INFORMATION SUPPLIED
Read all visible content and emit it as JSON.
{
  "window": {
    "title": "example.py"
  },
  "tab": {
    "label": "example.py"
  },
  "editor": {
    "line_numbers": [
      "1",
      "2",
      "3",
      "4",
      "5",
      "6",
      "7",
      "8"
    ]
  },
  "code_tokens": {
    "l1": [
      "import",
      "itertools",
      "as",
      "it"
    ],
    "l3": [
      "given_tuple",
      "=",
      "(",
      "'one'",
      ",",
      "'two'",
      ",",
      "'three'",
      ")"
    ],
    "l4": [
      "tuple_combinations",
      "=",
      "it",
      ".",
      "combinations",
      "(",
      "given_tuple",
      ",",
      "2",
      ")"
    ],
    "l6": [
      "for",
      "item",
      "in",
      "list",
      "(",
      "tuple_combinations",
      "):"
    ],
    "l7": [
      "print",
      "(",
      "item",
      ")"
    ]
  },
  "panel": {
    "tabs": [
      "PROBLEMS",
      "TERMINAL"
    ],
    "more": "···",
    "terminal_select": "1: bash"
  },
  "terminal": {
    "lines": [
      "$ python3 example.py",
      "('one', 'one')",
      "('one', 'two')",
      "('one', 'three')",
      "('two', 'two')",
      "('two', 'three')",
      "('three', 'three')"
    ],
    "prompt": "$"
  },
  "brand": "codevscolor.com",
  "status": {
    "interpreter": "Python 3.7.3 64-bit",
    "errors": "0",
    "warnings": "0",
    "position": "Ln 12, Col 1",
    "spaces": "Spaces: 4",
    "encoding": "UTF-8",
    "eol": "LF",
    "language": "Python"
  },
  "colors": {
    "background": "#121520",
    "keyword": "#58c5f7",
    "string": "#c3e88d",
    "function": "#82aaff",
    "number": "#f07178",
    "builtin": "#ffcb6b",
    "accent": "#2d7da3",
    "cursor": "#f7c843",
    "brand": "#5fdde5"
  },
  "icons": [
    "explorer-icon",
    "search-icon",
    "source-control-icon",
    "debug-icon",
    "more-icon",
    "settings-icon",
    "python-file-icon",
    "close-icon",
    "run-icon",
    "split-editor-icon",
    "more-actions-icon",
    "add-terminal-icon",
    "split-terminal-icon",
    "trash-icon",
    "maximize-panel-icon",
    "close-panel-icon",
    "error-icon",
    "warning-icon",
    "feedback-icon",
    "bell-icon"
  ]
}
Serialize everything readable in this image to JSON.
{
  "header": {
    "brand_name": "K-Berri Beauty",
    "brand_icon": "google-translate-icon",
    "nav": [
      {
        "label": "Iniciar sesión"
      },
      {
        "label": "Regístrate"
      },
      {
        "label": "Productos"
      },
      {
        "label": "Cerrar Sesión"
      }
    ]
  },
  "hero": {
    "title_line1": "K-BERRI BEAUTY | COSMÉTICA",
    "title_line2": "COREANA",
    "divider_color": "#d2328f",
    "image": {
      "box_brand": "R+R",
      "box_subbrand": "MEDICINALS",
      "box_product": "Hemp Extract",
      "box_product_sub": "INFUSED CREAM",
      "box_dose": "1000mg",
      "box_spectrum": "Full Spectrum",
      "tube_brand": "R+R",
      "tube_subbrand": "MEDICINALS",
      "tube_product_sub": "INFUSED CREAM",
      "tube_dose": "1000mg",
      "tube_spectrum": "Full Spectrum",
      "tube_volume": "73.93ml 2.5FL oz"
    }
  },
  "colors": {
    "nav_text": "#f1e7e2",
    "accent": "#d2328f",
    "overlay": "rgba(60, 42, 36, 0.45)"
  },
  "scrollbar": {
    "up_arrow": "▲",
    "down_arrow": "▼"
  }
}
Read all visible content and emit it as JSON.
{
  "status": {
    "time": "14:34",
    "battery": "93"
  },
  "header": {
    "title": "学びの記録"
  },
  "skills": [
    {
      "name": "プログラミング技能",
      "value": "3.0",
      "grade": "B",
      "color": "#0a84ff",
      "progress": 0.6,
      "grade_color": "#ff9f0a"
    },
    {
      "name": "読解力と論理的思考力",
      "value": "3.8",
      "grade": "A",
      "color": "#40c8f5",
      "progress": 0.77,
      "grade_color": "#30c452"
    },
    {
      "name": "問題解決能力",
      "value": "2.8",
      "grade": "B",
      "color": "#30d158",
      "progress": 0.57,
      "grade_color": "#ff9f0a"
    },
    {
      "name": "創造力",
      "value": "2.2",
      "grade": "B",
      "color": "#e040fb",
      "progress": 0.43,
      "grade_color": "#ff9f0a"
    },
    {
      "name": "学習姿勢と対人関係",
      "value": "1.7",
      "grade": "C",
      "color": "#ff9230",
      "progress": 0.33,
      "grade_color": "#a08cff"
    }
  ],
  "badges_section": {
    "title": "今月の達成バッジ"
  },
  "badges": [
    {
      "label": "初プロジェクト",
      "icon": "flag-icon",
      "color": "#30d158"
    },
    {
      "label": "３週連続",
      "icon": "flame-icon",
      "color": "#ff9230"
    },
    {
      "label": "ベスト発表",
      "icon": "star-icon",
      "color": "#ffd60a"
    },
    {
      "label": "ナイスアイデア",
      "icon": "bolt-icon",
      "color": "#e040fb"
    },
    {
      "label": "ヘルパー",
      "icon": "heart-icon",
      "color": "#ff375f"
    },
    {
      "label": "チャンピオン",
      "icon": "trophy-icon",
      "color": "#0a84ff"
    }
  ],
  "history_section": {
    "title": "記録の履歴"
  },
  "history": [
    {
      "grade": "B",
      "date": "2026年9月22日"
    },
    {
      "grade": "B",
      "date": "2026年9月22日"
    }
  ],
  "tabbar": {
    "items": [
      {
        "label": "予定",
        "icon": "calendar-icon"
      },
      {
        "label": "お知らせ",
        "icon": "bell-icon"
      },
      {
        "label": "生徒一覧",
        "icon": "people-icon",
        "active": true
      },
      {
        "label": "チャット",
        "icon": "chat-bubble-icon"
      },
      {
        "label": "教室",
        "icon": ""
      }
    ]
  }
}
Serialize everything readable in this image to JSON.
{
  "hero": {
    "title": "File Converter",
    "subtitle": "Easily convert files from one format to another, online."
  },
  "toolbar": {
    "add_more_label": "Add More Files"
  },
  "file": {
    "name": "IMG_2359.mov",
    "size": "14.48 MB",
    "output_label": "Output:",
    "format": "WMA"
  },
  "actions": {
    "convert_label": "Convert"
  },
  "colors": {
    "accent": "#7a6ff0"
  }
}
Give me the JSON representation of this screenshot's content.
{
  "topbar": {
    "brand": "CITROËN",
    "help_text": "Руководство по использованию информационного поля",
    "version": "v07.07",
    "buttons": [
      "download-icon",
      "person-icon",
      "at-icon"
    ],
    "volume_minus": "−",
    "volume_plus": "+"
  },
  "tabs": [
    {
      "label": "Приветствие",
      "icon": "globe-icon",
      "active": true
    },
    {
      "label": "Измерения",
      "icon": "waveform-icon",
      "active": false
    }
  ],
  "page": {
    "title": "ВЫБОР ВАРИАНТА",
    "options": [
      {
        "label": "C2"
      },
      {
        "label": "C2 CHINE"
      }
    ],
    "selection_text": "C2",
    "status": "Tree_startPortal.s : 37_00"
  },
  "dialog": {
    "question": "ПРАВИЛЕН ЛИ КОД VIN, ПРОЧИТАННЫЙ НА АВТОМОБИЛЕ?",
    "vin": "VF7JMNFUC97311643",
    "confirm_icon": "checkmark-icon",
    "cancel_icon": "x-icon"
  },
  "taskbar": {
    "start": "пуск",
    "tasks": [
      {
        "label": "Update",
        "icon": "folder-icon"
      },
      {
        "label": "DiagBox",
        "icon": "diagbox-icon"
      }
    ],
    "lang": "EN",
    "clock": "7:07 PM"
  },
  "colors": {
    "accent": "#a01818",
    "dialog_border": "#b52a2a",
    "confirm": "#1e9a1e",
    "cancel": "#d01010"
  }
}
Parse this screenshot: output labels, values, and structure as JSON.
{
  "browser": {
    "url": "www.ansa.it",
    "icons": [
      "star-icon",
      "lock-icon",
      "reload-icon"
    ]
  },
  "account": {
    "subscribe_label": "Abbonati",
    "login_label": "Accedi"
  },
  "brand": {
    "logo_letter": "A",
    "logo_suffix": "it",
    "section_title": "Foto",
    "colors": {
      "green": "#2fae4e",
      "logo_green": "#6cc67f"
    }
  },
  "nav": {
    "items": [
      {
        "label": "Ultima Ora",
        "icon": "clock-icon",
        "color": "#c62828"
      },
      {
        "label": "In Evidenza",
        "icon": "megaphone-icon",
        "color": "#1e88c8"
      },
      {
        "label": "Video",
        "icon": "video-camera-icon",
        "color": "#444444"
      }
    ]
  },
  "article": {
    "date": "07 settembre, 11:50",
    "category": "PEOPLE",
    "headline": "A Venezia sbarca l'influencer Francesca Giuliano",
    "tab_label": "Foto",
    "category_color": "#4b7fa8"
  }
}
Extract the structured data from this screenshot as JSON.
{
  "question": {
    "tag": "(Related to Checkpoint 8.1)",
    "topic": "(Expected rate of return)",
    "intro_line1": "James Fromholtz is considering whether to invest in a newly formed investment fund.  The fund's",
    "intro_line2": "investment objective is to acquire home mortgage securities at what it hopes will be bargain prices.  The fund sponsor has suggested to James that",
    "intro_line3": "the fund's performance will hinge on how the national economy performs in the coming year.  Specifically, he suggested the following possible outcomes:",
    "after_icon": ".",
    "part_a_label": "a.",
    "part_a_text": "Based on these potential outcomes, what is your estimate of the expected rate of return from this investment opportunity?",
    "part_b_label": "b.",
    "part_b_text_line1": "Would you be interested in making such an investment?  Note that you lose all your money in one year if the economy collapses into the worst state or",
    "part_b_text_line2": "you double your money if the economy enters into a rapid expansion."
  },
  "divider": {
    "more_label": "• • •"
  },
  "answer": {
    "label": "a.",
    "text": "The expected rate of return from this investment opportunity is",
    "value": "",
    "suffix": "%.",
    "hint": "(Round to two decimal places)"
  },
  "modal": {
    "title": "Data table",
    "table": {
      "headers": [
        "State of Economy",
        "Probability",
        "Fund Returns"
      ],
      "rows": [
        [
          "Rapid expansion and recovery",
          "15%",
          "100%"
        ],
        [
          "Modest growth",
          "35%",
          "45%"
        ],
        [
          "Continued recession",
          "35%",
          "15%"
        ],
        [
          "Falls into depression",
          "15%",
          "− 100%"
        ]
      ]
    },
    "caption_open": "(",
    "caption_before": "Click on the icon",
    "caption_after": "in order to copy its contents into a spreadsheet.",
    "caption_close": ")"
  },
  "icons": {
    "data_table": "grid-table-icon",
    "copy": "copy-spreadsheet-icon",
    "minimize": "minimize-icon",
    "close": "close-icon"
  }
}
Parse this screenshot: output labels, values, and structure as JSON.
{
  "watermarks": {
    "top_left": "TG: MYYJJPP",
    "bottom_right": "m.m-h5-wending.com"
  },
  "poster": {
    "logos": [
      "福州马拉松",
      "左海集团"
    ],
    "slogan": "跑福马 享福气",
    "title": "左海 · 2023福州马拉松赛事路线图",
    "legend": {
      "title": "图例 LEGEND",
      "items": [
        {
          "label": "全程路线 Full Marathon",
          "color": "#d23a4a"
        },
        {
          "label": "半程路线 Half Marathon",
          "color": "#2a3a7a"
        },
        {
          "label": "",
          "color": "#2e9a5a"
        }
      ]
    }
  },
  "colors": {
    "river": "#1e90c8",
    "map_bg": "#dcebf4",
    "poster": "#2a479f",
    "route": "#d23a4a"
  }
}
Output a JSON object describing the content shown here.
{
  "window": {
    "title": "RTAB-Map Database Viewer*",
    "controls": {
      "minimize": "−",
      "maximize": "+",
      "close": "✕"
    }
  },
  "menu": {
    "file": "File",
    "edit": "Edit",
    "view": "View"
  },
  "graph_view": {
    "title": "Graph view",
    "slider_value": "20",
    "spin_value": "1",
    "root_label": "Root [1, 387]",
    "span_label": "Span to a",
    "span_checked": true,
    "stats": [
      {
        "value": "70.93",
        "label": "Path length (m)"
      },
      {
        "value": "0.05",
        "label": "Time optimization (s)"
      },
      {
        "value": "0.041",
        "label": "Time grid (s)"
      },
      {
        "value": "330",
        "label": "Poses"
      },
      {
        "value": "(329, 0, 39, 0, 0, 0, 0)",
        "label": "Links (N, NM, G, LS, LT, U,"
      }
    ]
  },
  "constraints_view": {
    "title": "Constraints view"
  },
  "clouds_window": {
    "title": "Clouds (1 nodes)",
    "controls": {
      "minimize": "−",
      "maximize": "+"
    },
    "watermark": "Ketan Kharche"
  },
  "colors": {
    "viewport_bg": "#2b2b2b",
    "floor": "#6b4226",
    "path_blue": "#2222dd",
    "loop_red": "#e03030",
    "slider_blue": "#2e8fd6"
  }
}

WRITTEN EXERCISE
Work out how many lines in the records above contain the word "year", and give only that number.

OUTPUT BELOW
2